Your objective: Rewrite every line of the items below as a JSON list of strings, one string per line, skipping blank lines. Leave the pictures out of the list.

Element boundary items:
>>>>

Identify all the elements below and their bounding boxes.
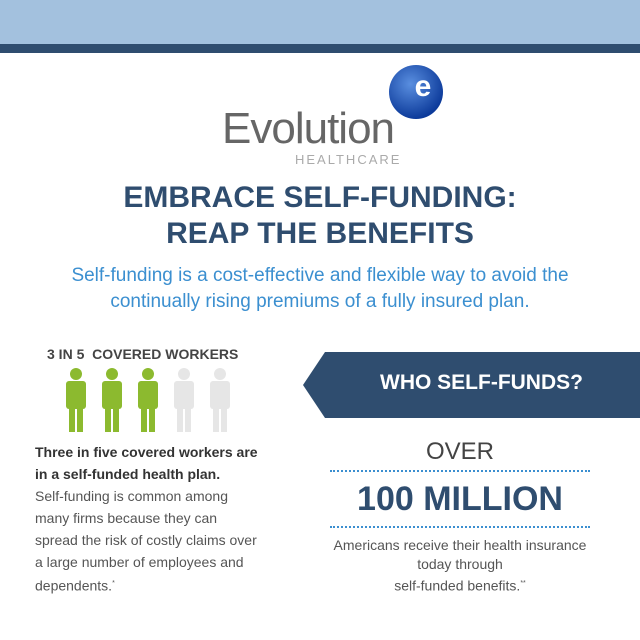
text block left: many firms because they can: [35, 510, 217, 526]
subtitle: Self-funding is a cost-effective and flexible way to avoid the: [71, 265, 569, 286]
text block left: spread the risk of costly claims over: [35, 532, 257, 548]
text block left: [35, 444, 258, 594]
subtitle: continually rising premiums of a fully insured plan.: [110, 291, 530, 312]
logo: Evolution: [222, 104, 394, 153]
icon: people: [66, 368, 230, 432]
text block left: Self-funding is common among: [35, 488, 228, 504]
banner: who self-funds: WHO SELF-FUNDS?: [380, 371, 583, 394]
stat: over 100 million: 100 MILLION: [357, 480, 563, 518]
stat: over 100 million: OVER: [426, 438, 494, 465]
subtitle: [71, 265, 569, 312]
logo: [222, 65, 443, 167]
heading: 3 in 5: 3 IN 5 COVERED WORKERS: [47, 346, 238, 362]
stat: over 100 million: today through: [417, 556, 503, 572]
banner: who self-funds: [303, 352, 640, 418]
text block left: a large number of employees and: [35, 554, 244, 570]
title: REAP THE BENEFITS: [166, 217, 474, 250]
stat: over 100 million: Americans receive their health insurance: [334, 537, 586, 553]
stat: over 100 million: self-funded benefits.**: [394, 578, 526, 594]
icon: logo sphere: [389, 65, 443, 119]
top band: [0, 0, 640, 53]
title: EMBRACE SELF-FUNDING:: [123, 181, 517, 214]
icon: logo sphere: e: [415, 70, 431, 103]
text block left: Three in five covered workers are: [35, 444, 258, 460]
text block left: in a self-funded health plan.: [35, 466, 220, 482]
logo: HEALTHCARE: [295, 152, 401, 167]
stat: over 100 million: [330, 438, 590, 594]
title: [123, 181, 517, 250]
text block left: dependents.*: [35, 578, 115, 594]
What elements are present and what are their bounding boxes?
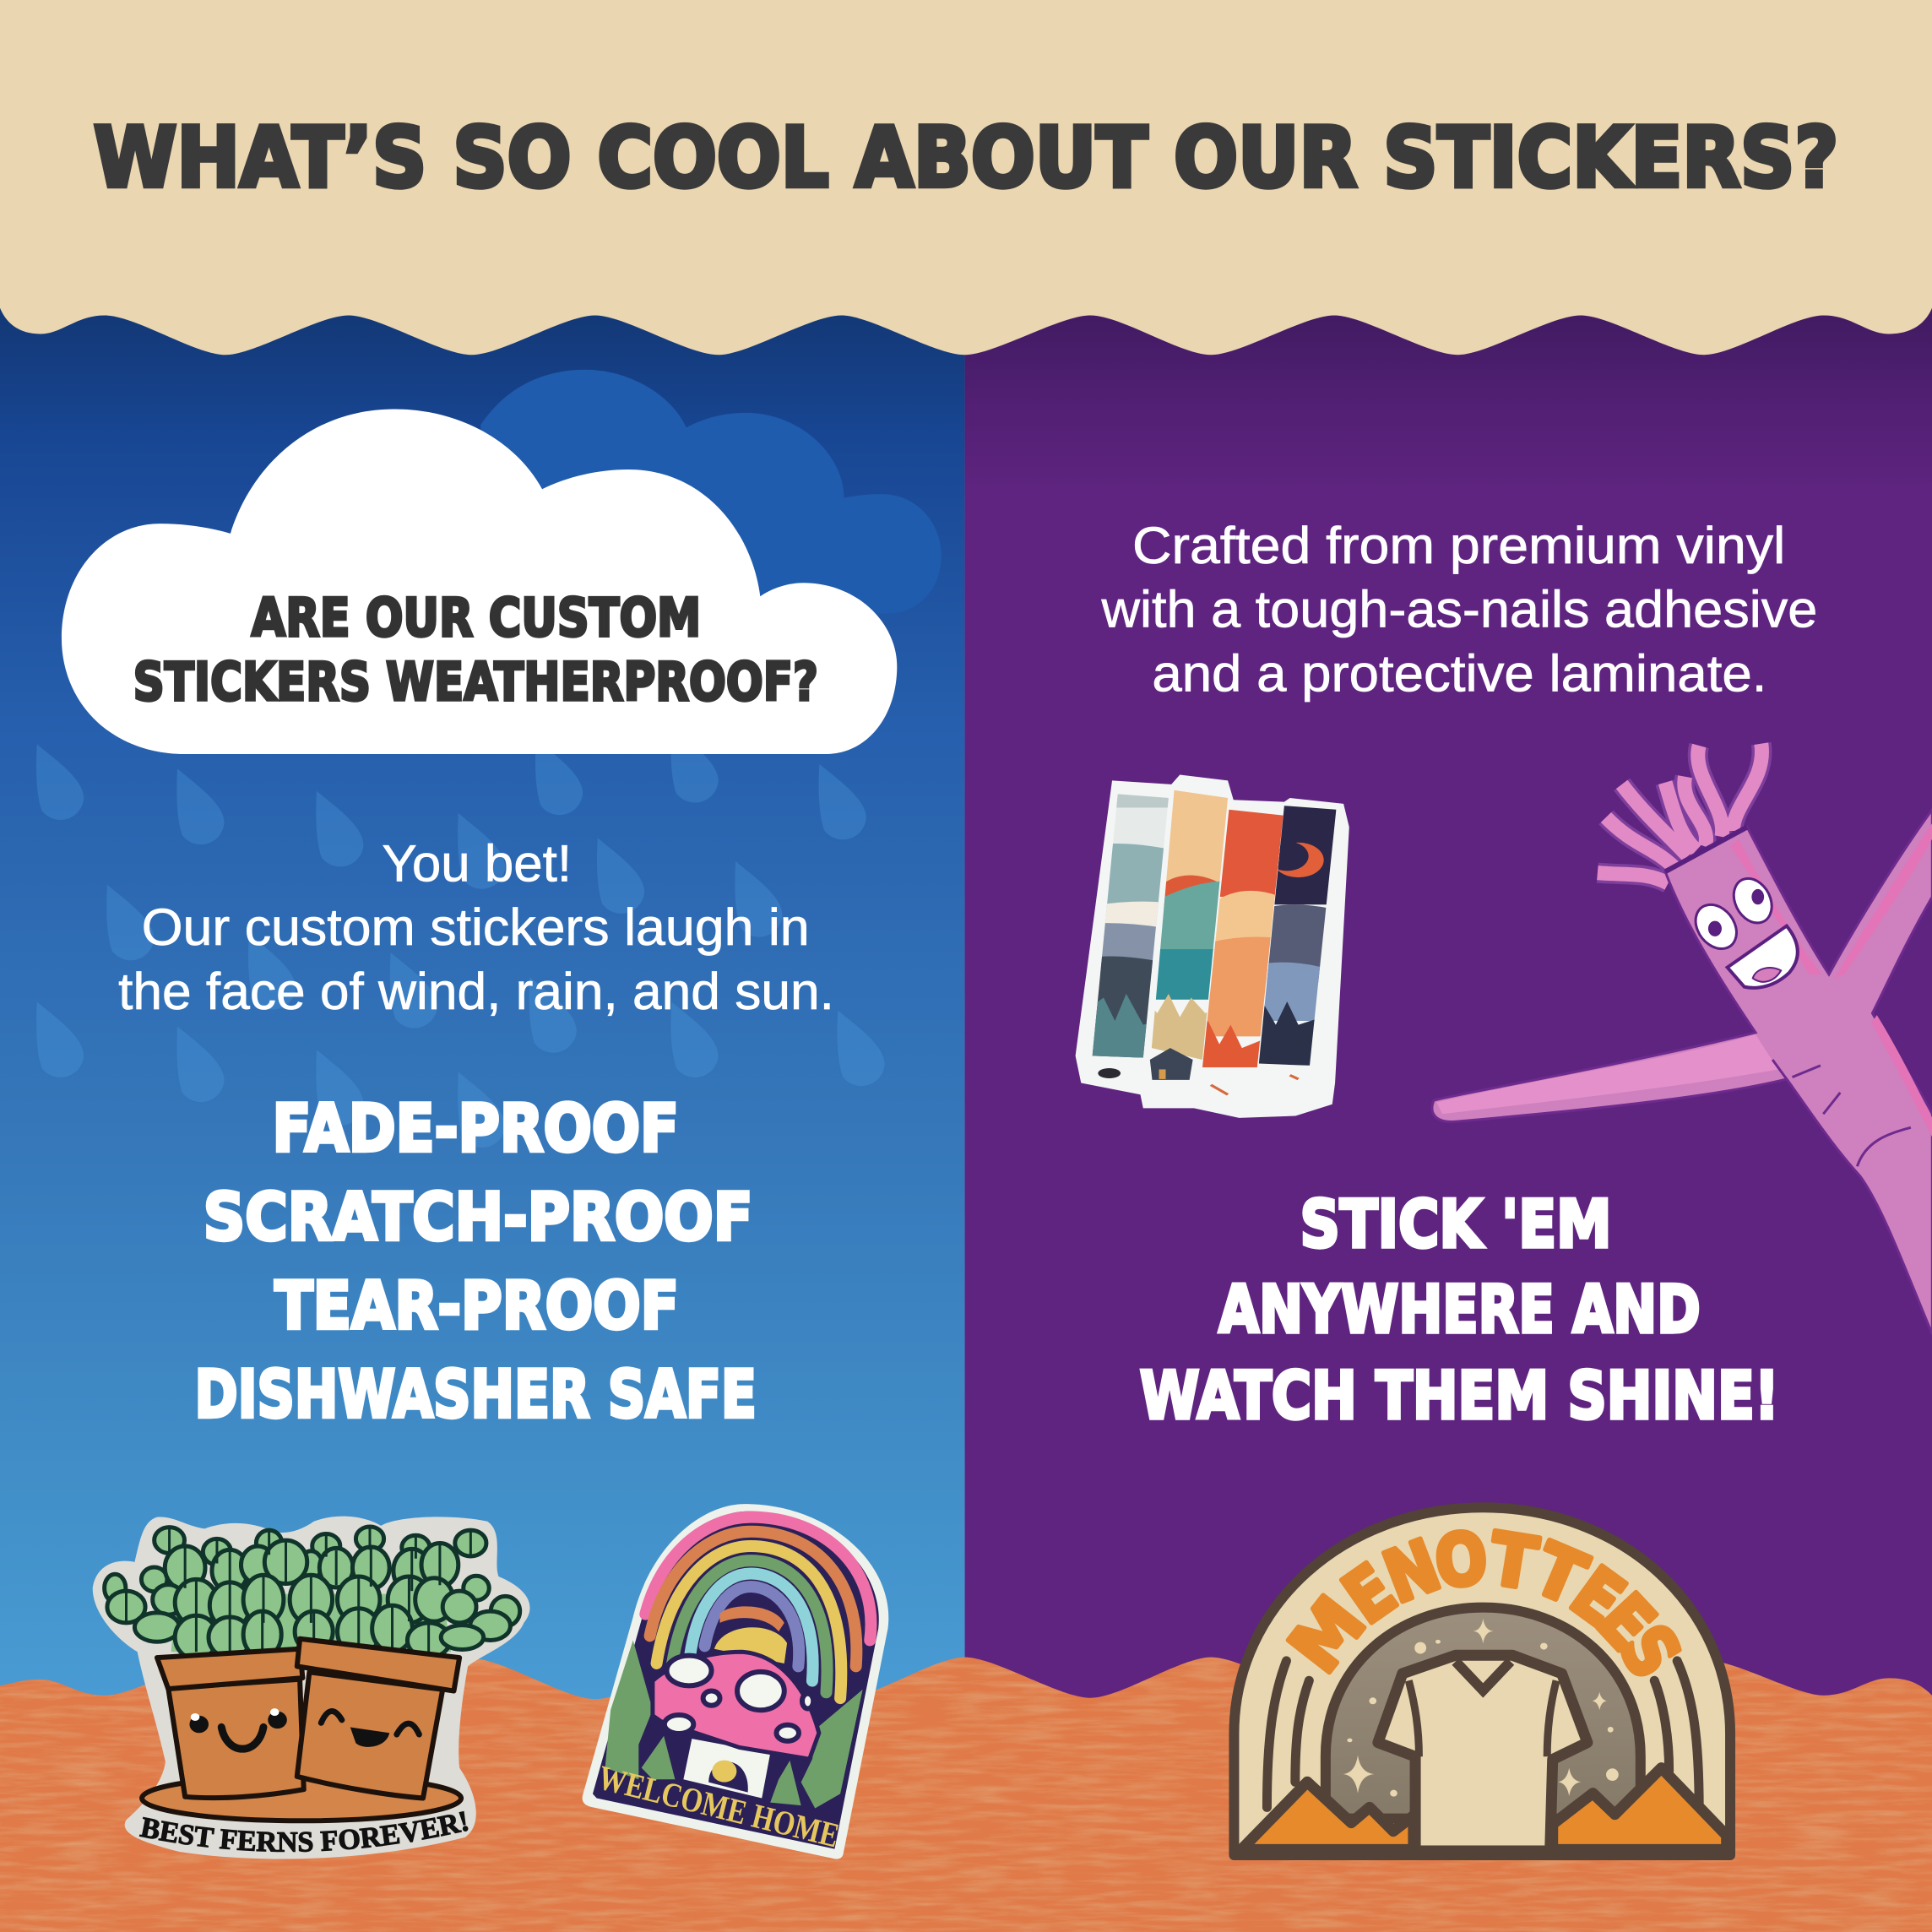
brand name on arc: O — [1431, 1516, 1491, 1604]
body highlights — [1436, 1034, 1778, 1114]
t-shirt — [1378, 1655, 1587, 1851]
right pot — [297, 1639, 459, 1799]
background dark cloud — [480, 370, 942, 616]
raindrops pattern — [36, 727, 885, 1148]
brand name on arc: S — [1603, 1611, 1696, 1692]
night sky arch — [1326, 1608, 1641, 1819]
stars and dots — [1343, 1619, 1619, 1797]
brand name on arc: M — [1273, 1582, 1381, 1688]
body text: you bet: Our custom stickers laugh in — [142, 898, 810, 956]
face — [1689, 876, 1798, 988]
rainbow bands — [645, 1517, 871, 1698]
cloud heading: ARE OUR CUSTOM — [252, 587, 701, 649]
body text: crafted: Crafted from premium vinyl — [1132, 517, 1785, 574]
headline: stick em: WATCH THEM SHINE! — [1140, 1359, 1779, 1435]
brand name on arc: T — [1522, 1528, 1597, 1622]
panel: beige header with wavy edge — [0, 0, 1932, 355]
wrinkle lines — [1772, 1060, 1911, 1166]
brand name on arc: E — [1582, 1578, 1671, 1666]
brand name on arc: T — [1484, 1517, 1543, 1607]
proof list: FADE-PROOF — [272, 1091, 679, 1167]
mushroom cap — [653, 1652, 819, 1759]
body text: you bet: You bet! — [382, 834, 572, 892]
body text: you bet: the face of wind, rain, and sun. — [118, 963, 834, 1020]
sticker: mountain strips — [1076, 774, 1349, 1118]
sticker: welcome home mushroom — [583, 1504, 888, 1859]
trees — [605, 1640, 653, 1779]
sun — [719, 1606, 784, 1631]
sticker backing — [93, 1517, 530, 1859]
body text: crafted: and a protective laminate. — [1152, 645, 1766, 703]
mushroom stem — [683, 1739, 770, 1799]
panel: purple column — [965, 296, 1932, 1712]
ferns caption: BEST FERNS FOREVER! — [138, 1810, 468, 1853]
white speech cloud — [62, 409, 897, 754]
sticker: best ferns forever — [93, 1517, 530, 1859]
headline: stick em: STICK 'EM — [1300, 1187, 1612, 1263]
proof list: TEAR-PROOF — [274, 1268, 679, 1344]
brand name on arc: E — [1328, 1548, 1411, 1640]
headline: stick em: ANYWHERE AND — [1218, 1272, 1701, 1348]
hair tendrils — [1598, 744, 1762, 883]
arch lines — [1267, 1661, 1699, 1810]
mountains — [1241, 1768, 1727, 1849]
fern leaves — [105, 1527, 520, 1659]
sticker: menotees badge — [1234, 1507, 1730, 1855]
body text: crafted: with a tough-as-nails adhesive — [1100, 581, 1817, 638]
brand name on arc: N — [1373, 1523, 1451, 1620]
welcome caption: WELCOME HOME — [594, 1758, 843, 1855]
pot faces — [189, 1708, 419, 1749]
proof list: DISHWASHER SAFE — [195, 1357, 757, 1433]
proof list: SCRATCH-PROOF — [204, 1180, 753, 1256]
ground: orange wood band — [0, 1658, 1932, 1932]
brand name on arc: E — [1556, 1550, 1639, 1642]
character: inflatable tube man — [1432, 744, 1932, 1334]
cloud heading: STICKERS WEATHERPROOF? — [133, 651, 818, 713]
brand name on arc — [1273, 1516, 1696, 1692]
panel: blue weatherproof column — [0, 296, 965, 1712]
left pot — [157, 1649, 304, 1798]
saucer — [142, 1776, 461, 1821]
cabin and bear — [1098, 1048, 1299, 1094]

<<<<

Written answer:
[
  "Identify all the elements below and their bounding boxes.",
  "text block left: many firms because they can: [35, 510, 217, 526]",
  "subtitle: Self-funding is a cost-effective and flexible way to avoid the: [71, 265, 569, 286]",
  "text block left: spread the risk of costly claims over: [35, 532, 257, 548]",
  "text block left: [35, 444, 258, 594]",
  "subtitle: continually rising premiums of a fully insured plan.: [110, 291, 530, 312]",
  "logo: Evolution: [222, 104, 394, 153]",
  "icon: people: [66, 368, 230, 432]",
  "text block left: Self-funding is common among: [35, 488, 228, 504]",
  "banner: who self-funds: WHO SELF-FUNDS?: [380, 371, 583, 394]",
  "stat: over 100 million: 100 MILLION: [357, 480, 563, 518]",
  "stat: over 100 million: OVER: [426, 438, 494, 465]",
  "subtitle: [71, 265, 569, 312]",
  "logo: [222, 65, 443, 167]",
  "heading: 3 in 5: 3 IN 5 COVERED WORKERS: [47, 346, 238, 362]",
  "stat: over 100 million: today through: [417, 556, 503, 572]",
  "banner: who self-funds: [303, 352, 640, 418]",
  "text block left: a large number of employees and: [35, 554, 244, 570]",
  "title: REAP THE BENEFITS: [166, 217, 474, 250]",
  "stat: over 100 million: Americans receive their health insurance: [334, 537, 586, 553]",
  "stat: over 100 million: self-funded benefits.**: [394, 578, 526, 594]",
  "icon: logo sphere: [389, 65, 443, 119]",
  "top band: [0, 0, 640, 53]",
  "title: EMBRACE SELF-FUNDING:: [123, 181, 517, 214]",
  "icon: logo sphere: e: [415, 70, 431, 103]",
  "text block left: Three in five covered workers are: [35, 444, 258, 460]",
  "text block left: in a self-funded health plan.: [35, 466, 220, 482]",
  "logo: HEALTHCARE: [295, 152, 401, 167]",
  "stat: over 100 million: [330, 438, 590, 594]",
  "title: [123, 181, 517, 250]",
  "text block left: dependents.*: [35, 578, 115, 594]",
  "What elements are present and what are their bounding boxes?",
  "brand name on arc: O — [1431, 1516, 1491, 1604]",
  "body highlights — [1436, 1034, 1778, 1114]",
  "t-shirt — [1378, 1655, 1587, 1851]",
  "right pot — [297, 1639, 459, 1799]",
  "background dark cloud — [480, 370, 942, 616]",
  "raindrops pattern — [36, 727, 885, 1148]",
  "brand name on arc: S — [1603, 1611, 1696, 1692]",
  "night sky arch — [1326, 1608, 1641, 1819]",
  "stars and dots — [1343, 1619, 1619, 1797]",
  "brand name on arc: M — [1273, 1582, 1381, 1688]",
  "body text: you bet: Our custom stickers laugh in — [142, 898, 810, 956]",
  "face — [1689, 876, 1798, 988]",
  "rainbow bands — [645, 1517, 871, 1698]",
  "cloud heading: ARE OUR CUSTOM — [252, 587, 701, 649]",
  "body text: crafted: Crafted from premium vinyl — [1132, 517, 1785, 574]",
  "headline: stick em: WATCH THEM SHINE! — [1140, 1359, 1779, 1435]",
  "brand name on arc: T — [1522, 1528, 1597, 1622]",
  "panel: beige header with wavy edge — [0, 0, 1932, 355]",
  "wrinkle lines — [1772, 1060, 1911, 1166]",
  "brand name on arc: E — [1582, 1578, 1671, 1666]",
  "brand name on arc: T — [1484, 1517, 1543, 1607]",
  "proof list: FADE-PROOF — [272, 1091, 679, 1167]",
  "mushroom cap — [653, 1652, 819, 1759]",
  "body text: you bet: You bet! — [382, 834, 572, 892]",
  "body text: you bet: the face of wind, rain, and sun. — [118, 963, 834, 1020]",
  "sticker: mountain strips — [1076, 774, 1349, 1118]",
  "sticker: welcome home mushroom — [583, 1504, 888, 1859]",
  "trees — [605, 1640, 653, 1779]",
  "sun — [719, 1606, 784, 1631]",
  "sticker backing — [93, 1517, 530, 1859]",
  "body text: crafted: and a protective laminate. — [1152, 645, 1766, 703]",
  "mushroom stem — [683, 1739, 770, 1799]",
  "panel: purple column — [965, 296, 1932, 1712]",
  "ferns caption: BEST FERNS FOREVER! — [138, 1810, 468, 1853]",
  "white speech cloud — [62, 409, 897, 754]",
  "sticker: best ferns forever — [93, 1517, 530, 1859]",
  "headline: stick em: STICK 'EM — [1300, 1187, 1612, 1263]",
  "proof list: TEAR-PROOF — [274, 1268, 679, 1344]",
  "brand name on arc: E — [1328, 1548, 1411, 1640]",
  "headline: stick em: ANYWHERE AND — [1218, 1272, 1701, 1348]",
  "hair tendrils — [1598, 744, 1762, 883]",
  "arch lines — [1267, 1661, 1699, 1810]",
  "mountains — [1241, 1768, 1727, 1849]",
  "fern leaves — [105, 1527, 520, 1659]",
  "sticker: menotees badge — [1234, 1507, 1730, 1855]",
  "body text: crafted: with a tough-as-nails adhesive — [1100, 581, 1817, 638]",
  "brand name on arc: N — [1373, 1523, 1451, 1620]",
  "welcome caption: WELCOME HOME — [594, 1758, 843, 1855]",
  "pot faces — [189, 1708, 419, 1749]",
  "proof list: DISHWASHER SAFE — [195, 1357, 757, 1433]",
  "proof list: SCRATCH-PROOF — [204, 1180, 753, 1256]",
  "ground: orange wood band — [0, 1658, 1932, 1932]",
  "brand name on arc: E — [1556, 1550, 1639, 1642]",
  "character: inflatable tube man — [1432, 744, 1932, 1334]",
  "cloud heading: STICKERS WEATHERPROOF? — [133, 651, 818, 713]",
  "brand name on arc — [1273, 1516, 1696, 1692]",
  "panel: blue weatherproof column — [0, 296, 965, 1712]",
  "left pot — [157, 1649, 304, 1798]",
  "saucer — [142, 1776, 461, 1821]",
  "cabin and bear — [1098, 1048, 1299, 1094]"
]